- Given request: Pick out every line in the data below that holds "title".
---- Provided records
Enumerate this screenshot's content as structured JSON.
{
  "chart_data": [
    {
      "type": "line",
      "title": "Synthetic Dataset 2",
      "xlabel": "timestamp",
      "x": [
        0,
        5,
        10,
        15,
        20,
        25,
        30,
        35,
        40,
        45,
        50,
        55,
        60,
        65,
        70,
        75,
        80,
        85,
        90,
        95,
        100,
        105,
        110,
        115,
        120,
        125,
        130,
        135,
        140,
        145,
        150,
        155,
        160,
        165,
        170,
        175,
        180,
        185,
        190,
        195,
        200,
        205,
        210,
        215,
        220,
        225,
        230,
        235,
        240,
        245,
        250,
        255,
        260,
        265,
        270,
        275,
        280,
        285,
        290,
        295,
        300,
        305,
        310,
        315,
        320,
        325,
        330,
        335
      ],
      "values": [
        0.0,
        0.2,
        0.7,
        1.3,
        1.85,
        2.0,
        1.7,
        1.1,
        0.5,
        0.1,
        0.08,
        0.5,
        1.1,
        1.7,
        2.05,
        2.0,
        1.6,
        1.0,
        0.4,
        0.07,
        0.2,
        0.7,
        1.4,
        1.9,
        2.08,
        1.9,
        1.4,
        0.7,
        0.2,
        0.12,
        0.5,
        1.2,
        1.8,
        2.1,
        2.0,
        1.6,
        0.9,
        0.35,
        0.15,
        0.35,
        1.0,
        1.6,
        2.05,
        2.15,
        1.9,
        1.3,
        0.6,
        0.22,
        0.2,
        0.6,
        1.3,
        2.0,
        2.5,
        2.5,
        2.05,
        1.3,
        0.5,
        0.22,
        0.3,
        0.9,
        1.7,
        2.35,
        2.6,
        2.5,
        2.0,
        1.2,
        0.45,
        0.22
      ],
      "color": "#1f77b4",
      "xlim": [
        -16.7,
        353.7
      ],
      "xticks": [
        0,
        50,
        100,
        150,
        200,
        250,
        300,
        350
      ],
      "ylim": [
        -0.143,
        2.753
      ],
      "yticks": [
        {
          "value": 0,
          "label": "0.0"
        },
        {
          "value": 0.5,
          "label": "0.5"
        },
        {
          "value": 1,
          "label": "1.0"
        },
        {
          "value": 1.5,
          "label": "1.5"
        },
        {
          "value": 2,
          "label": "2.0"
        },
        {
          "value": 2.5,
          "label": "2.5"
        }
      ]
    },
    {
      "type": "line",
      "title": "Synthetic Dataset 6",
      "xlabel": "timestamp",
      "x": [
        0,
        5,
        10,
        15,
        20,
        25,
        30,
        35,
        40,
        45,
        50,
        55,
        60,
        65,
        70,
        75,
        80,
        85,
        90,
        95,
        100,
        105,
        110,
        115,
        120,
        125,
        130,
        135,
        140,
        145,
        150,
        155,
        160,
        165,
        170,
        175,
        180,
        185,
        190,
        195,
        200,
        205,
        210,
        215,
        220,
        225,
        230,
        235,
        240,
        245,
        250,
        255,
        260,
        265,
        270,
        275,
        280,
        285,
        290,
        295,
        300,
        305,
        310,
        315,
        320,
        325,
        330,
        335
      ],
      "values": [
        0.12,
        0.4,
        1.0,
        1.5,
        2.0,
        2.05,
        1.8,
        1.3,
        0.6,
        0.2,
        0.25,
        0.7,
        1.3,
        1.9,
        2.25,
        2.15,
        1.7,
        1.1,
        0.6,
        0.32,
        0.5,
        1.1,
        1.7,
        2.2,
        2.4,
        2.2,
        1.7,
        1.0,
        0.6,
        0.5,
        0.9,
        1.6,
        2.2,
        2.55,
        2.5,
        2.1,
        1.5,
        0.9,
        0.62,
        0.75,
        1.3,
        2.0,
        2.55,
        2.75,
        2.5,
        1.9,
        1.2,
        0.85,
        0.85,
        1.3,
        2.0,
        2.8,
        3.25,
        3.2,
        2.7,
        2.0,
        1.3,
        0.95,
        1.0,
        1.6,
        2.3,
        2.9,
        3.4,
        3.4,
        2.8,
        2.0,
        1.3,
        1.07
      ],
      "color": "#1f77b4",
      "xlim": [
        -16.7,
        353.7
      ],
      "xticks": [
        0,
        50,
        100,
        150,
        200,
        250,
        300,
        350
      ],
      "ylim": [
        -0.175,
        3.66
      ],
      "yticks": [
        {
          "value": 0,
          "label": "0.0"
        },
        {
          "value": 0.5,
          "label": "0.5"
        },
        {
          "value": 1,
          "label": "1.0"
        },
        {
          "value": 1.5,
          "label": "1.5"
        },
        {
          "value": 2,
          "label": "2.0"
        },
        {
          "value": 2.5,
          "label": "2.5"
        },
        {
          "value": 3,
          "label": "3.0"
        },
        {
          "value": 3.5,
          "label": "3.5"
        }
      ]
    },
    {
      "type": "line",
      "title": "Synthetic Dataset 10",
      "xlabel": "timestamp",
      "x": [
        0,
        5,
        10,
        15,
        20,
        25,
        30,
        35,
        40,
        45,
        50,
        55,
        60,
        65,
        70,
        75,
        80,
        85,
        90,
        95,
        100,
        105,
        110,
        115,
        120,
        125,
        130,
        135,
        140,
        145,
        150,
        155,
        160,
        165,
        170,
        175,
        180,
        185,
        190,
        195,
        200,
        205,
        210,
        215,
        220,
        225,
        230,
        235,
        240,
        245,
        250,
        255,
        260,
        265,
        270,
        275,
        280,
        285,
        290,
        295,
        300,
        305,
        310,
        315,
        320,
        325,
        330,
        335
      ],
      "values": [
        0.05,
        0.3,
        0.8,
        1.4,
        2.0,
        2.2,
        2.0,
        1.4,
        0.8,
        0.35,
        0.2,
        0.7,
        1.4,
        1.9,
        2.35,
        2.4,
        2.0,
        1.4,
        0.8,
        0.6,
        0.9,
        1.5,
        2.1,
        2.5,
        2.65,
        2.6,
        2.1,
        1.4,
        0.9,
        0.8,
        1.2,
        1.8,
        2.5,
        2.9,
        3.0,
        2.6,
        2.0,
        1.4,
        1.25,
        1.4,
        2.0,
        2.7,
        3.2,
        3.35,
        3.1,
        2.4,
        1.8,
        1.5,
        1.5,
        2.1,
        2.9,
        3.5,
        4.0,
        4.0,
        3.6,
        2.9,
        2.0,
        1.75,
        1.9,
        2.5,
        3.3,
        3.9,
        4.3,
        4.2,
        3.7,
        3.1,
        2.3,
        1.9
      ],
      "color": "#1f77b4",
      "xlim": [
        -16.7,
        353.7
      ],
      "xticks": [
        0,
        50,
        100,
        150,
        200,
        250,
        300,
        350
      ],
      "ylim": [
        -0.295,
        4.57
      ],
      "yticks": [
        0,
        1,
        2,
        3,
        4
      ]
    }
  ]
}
--------
- Problem solution:
      "title": "Synthetic Dataset 2",
      "title": "Synthetic Dataset 6",
      "title": "Synthetic Dataset 10",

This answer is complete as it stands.